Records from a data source
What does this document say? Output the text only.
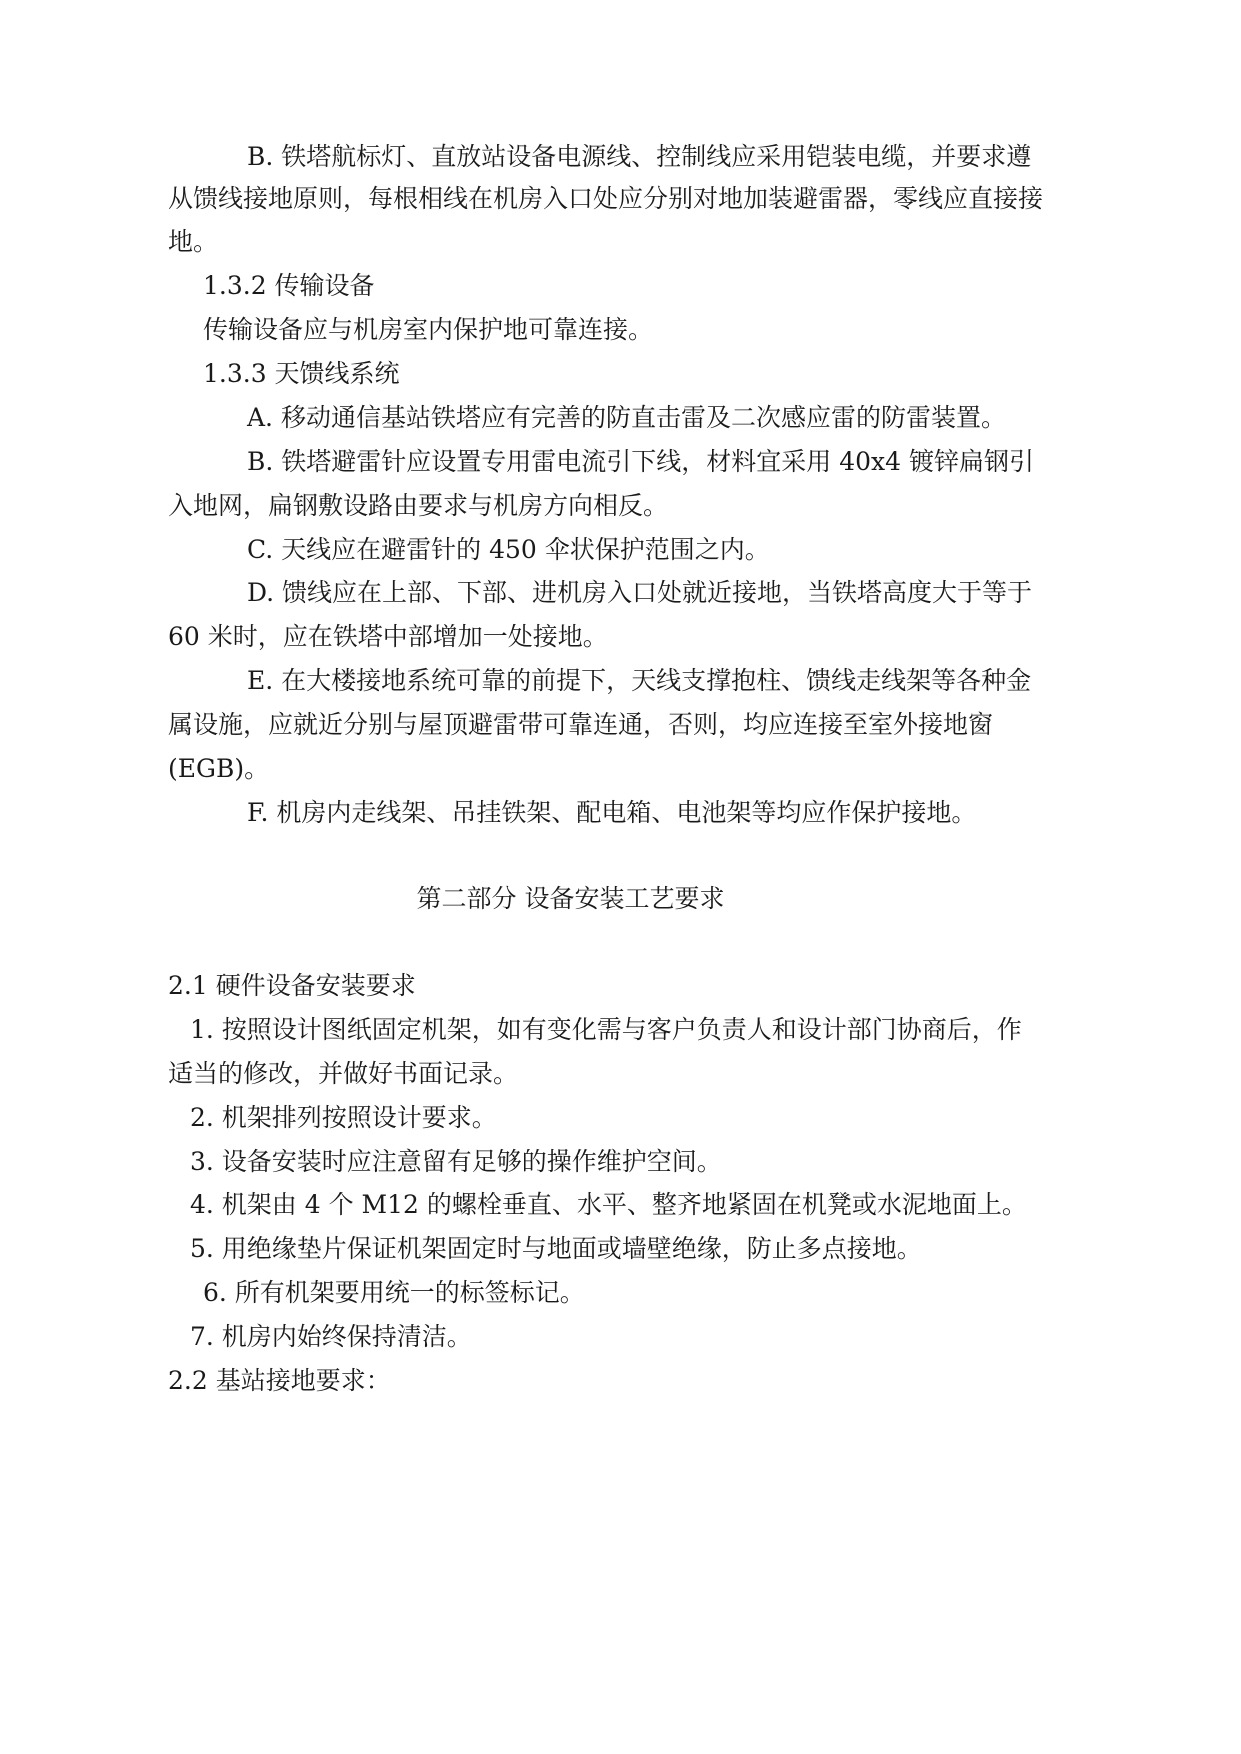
B. 铁塔航标灯、直放站设备电源线、控制线应采用铠装电缆，并要求遵
从馈线接地原则，每根相线在机房入口处应分别对地加装避雷器，零线应直接接
地。
1.3.2 传输设备
传输设备应与机房室内保护地可靠连接。
1.3.3 天馈线系统
A. 移动通信基站铁塔应有完善的防直击雷及二次感应雷的防雷装置。
B. 铁塔避雷针应设置专用雷电流引下线，材料宜采用 40x4 镀锌扁钢引
入地网，扁钢敷设路由要求与机房方向相反。
C. 天线应在避雷针的 450 伞状保护范围之内。
D. 馈线应在上部、下部、进机房入口处就近接地，当铁塔高度大于等于
60 米时，应在铁塔中部增加一处接地。
E. 在大楼接地系统可靠的前提下，天线支撑抱柱、馈线走线架等各种金
属设施，应就近分别与屋顶避雷带可靠连通，否则，均应连接至室外接地窗
(EGB)。
F. 机房内走线架、吊挂铁架、配电箱、电池架等均应作保护接地。
第二部分 设备安装工艺要求
2.1 硬件设备安装要求
1. 按照设计图纸固定机架，如有变化需与客户负责人和设计部门协商后，作
适当的修改，并做好书面记录。
2. 机架排列按照设计要求。
3. 设备安装时应注意留有足够的操作维护空间。
4. 机架由 4 个 M12 的螺栓垂直、水平、整齐地紧固在机凳或水泥地面上。
5. 用绝缘垫片保证机架固定时与地面或墙壁绝缘，防止多点接地。
6. 所有机架要用统一的标签标记。
7. 机房内始终保持清洁。
2.2 基站接地要求：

(GOAL OF THE EXERCISE): Leave out the pictures and reproduce the rest of the listing exactly.

(ANSWER TO THE PROBLEM):
What does this document say? Output the text only.
B. 铁塔航标灯、直放站设备电源线、控制线应采用铠装电缆，并要求遵
从馈线接地原则，每根相线在机房入口处应分别对地加装避雷器，零线应直接接
地。
1.3.2 传输设备
传输设备应与机房室内保护地可靠连接。
1.3.3 天馈线系统
A. 移动通信基站铁塔应有完善的防直击雷及二次感应雷的防雷装置。
B. 铁塔避雷针应设置专用雷电流引下线，材料宜采用 40x4 镀锌扁钢引
入地网，扁钢敷设路由要求与机房方向相反。
C. 天线应在避雷针的 450 伞状保护范围之内。
D. 馈线应在上部、下部、进机房入口处就近接地，当铁塔高度大于等于
60 米时，应在铁塔中部增加一处接地。
E. 在大楼接地系统可靠的前提下，天线支撑抱柱、馈线走线架等各种金
属设施，应就近分别与屋顶避雷带可靠连通，否则，均应连接至室外接地窗
(EGB)。
F. 机房内走线架、吊挂铁架、配电箱、电池架等均应作保护接地。
第二部分 设备安装工艺要求
2.1 硬件设备安装要求
1. 按照设计图纸固定机架，如有变化需与客户负责人和设计部门协商后，作
适当的修改，并做好书面记录。
2. 机架排列按照设计要求。
3. 设备安装时应注意留有足够的操作维护空间。
4. 机架由 4 个 M12 的螺栓垂直、水平、整齐地紧固在机凳或水泥地面上。
5. 用绝缘垫片保证机架固定时与地面或墙壁绝缘，防止多点接地。
6. 所有机架要用统一的标签标记。
7. 机房内始终保持清洁。
2.2 基站接地要求：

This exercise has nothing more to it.